● **DESCRIPTION OF THE TASK**
Copy, from the entries below, each line in which the string "text" appears.
* Begin RAW DATA *
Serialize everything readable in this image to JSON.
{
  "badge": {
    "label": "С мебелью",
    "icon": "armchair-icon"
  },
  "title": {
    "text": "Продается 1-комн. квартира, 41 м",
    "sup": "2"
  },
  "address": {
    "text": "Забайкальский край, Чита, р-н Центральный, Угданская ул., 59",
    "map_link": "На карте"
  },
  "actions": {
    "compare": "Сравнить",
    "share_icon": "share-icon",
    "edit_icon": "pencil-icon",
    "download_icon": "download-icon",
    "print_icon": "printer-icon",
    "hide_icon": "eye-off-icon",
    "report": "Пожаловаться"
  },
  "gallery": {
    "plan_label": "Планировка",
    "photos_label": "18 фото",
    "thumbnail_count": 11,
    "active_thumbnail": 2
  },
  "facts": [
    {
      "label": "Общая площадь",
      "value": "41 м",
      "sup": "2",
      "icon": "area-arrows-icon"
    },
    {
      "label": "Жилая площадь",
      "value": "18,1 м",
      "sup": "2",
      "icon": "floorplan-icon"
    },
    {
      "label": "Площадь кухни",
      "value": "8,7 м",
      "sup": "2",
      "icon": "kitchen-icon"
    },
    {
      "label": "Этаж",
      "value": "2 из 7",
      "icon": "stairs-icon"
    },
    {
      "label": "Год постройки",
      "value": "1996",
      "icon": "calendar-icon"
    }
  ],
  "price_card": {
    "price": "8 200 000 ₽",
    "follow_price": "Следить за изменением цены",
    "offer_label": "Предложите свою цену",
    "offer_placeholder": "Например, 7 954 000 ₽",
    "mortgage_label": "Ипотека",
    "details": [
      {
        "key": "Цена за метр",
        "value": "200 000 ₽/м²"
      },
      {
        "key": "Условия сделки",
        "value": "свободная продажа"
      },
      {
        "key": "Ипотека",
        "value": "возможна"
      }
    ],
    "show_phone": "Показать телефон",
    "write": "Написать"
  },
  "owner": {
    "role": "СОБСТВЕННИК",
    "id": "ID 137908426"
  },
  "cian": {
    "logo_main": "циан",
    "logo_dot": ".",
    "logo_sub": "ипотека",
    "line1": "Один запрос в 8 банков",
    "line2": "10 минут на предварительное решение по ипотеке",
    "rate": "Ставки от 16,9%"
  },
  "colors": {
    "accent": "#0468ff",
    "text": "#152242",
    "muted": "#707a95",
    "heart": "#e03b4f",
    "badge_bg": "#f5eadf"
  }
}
* End RAW DATA *
● **OUTPUT**
    "text": "Продается 1-комн. квартира, 41 м",
    "text": "Забайкальский край, Чита, р-н Центральный, Угданская ул., 59",
    "text": "#152242",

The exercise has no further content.